> **TASK INSTRUCTIONS**: Answer with nothing but the number of lines that include the word "Live".

══════════

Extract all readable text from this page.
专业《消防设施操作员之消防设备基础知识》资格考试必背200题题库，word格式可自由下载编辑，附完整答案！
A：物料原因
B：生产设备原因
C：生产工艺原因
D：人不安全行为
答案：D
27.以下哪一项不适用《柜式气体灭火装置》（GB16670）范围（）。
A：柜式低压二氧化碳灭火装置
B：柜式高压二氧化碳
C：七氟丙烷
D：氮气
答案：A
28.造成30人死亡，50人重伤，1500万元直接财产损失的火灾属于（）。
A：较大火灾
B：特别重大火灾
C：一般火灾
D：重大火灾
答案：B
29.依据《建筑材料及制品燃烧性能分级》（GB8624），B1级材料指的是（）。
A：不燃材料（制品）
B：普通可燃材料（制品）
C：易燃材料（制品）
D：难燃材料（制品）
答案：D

══════════

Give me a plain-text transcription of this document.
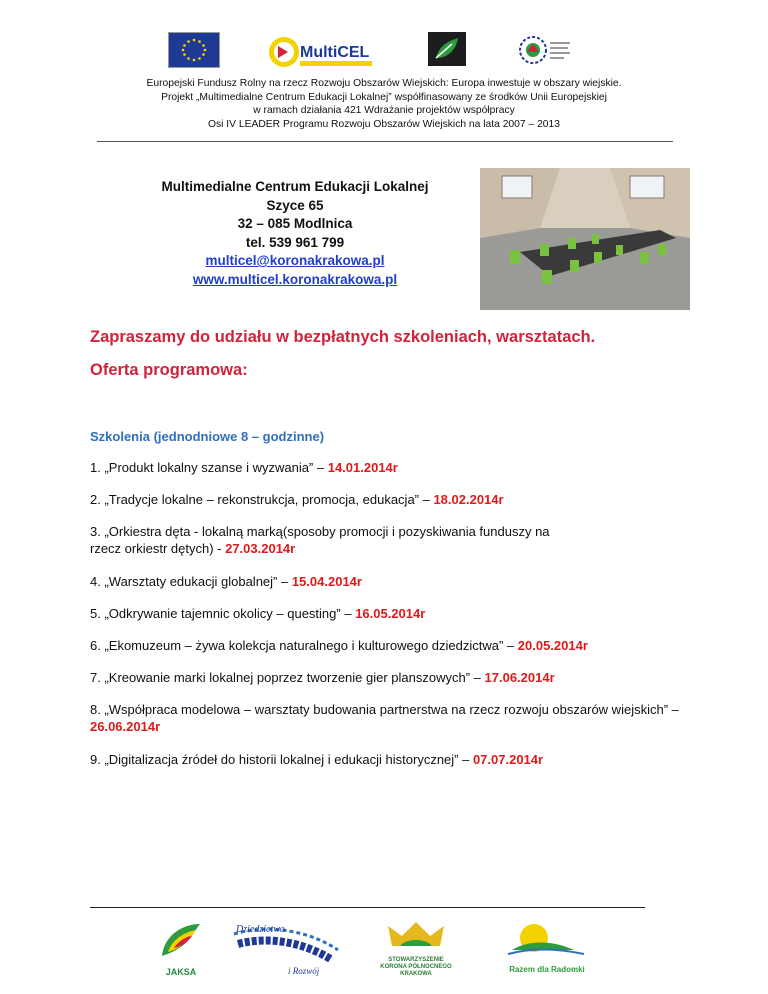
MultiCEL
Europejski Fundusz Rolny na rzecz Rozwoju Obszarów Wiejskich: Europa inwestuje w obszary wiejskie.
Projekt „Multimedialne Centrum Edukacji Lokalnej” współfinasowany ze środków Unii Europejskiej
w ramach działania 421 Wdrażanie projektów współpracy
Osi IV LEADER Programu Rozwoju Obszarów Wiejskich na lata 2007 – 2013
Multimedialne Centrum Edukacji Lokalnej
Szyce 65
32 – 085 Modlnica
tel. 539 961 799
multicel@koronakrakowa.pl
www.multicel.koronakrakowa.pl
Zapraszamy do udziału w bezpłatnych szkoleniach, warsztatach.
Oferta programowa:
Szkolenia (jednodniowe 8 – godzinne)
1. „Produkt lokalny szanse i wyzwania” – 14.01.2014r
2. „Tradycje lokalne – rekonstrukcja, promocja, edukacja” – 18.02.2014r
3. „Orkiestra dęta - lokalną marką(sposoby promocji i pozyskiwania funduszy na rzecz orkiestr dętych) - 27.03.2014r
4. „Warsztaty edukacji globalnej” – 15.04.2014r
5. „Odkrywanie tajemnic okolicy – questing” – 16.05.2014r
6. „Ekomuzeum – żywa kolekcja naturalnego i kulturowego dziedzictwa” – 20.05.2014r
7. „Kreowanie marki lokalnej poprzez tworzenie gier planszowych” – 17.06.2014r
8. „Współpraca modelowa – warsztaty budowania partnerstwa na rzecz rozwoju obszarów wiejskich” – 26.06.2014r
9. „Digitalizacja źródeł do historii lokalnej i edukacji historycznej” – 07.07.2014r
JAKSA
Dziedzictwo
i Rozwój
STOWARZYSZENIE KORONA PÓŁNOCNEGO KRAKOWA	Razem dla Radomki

══════════

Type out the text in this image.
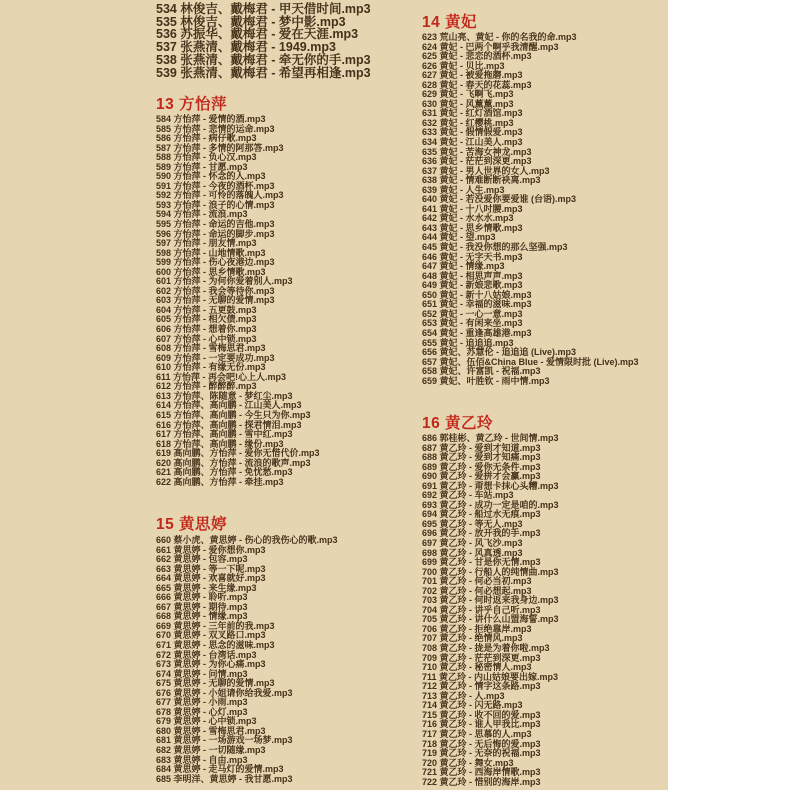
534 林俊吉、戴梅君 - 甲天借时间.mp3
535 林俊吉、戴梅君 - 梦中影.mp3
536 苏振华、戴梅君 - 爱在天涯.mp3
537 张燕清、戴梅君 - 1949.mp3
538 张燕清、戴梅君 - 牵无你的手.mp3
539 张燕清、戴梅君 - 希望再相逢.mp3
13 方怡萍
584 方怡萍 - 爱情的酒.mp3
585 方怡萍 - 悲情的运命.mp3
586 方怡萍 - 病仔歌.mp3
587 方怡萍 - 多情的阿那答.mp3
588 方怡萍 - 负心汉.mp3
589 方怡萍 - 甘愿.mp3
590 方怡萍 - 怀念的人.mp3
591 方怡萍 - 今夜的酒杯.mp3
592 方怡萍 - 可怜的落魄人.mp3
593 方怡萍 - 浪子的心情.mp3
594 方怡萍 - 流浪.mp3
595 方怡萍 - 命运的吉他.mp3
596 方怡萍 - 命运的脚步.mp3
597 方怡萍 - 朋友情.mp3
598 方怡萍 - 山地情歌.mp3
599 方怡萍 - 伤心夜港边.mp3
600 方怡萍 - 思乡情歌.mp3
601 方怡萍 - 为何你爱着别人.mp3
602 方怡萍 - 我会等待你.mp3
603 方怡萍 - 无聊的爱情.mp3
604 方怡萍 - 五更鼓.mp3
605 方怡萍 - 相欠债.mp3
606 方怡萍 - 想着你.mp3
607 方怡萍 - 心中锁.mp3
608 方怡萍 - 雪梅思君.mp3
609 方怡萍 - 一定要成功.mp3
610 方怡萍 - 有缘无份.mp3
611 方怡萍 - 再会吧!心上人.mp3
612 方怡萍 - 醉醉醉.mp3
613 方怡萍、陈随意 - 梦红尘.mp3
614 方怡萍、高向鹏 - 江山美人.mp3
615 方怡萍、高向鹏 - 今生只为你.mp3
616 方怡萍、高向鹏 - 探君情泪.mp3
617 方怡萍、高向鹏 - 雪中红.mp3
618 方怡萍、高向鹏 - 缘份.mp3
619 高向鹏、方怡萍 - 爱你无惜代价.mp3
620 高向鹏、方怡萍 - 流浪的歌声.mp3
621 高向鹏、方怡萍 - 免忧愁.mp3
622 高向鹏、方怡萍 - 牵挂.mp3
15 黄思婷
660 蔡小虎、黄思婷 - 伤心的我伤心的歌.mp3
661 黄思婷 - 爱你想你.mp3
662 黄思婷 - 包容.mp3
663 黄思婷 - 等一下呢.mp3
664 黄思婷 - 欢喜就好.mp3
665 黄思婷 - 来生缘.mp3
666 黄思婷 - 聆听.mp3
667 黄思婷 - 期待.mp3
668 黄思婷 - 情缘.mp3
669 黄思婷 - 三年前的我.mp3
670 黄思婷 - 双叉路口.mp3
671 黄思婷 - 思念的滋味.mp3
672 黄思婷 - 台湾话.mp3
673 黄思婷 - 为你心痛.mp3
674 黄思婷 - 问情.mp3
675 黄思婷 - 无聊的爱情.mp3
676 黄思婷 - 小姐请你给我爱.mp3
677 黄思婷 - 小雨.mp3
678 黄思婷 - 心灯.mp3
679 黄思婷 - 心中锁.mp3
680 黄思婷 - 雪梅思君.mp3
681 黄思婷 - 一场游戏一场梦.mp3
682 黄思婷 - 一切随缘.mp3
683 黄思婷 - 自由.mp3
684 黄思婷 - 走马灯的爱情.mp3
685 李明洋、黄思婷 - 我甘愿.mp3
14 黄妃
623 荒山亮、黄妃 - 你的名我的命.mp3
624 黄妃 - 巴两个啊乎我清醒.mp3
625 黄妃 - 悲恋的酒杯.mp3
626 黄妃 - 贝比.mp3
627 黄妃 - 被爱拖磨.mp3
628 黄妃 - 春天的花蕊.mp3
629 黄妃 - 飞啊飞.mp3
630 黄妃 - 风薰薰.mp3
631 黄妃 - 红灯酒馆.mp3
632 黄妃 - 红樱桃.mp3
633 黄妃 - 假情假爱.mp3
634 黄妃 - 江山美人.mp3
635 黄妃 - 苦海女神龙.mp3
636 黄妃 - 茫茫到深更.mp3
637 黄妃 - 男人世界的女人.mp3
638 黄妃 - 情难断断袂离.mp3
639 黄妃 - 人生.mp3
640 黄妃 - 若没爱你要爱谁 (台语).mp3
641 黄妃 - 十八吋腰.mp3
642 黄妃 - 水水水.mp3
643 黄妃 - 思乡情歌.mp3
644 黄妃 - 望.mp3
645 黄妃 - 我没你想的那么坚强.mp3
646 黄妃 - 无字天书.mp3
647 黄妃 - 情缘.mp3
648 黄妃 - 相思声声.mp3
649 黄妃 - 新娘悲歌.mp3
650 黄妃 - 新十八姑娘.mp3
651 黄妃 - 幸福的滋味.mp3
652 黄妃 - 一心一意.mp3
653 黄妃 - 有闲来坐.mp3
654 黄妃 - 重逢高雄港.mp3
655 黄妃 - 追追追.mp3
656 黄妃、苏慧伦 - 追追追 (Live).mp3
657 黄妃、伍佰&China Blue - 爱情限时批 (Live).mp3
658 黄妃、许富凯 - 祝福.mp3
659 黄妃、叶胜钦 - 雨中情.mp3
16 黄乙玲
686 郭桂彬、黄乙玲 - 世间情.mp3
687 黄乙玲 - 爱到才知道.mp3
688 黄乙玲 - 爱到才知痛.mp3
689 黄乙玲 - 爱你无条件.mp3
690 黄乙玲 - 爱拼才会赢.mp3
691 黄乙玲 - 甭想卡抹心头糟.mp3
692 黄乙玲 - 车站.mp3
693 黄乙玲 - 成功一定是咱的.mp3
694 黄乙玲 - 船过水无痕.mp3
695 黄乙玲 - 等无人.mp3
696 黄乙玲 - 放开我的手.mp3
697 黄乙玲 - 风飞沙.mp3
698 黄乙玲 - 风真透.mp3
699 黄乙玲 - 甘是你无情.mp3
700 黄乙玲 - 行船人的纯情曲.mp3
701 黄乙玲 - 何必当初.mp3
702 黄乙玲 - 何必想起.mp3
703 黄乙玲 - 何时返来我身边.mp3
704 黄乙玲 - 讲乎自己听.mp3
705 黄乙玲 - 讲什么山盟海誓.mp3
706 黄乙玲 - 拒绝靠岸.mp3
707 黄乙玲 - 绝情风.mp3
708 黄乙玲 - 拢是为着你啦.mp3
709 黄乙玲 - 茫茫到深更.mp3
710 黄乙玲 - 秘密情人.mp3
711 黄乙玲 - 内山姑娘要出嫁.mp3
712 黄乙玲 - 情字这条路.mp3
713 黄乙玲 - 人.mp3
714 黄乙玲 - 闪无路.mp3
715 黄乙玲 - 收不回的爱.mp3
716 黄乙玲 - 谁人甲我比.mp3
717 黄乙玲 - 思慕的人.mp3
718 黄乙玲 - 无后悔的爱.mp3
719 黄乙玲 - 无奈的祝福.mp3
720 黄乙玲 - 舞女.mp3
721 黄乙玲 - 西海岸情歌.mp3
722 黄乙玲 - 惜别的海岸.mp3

══════════

> **RESPONSE TO THIS TASK**: 2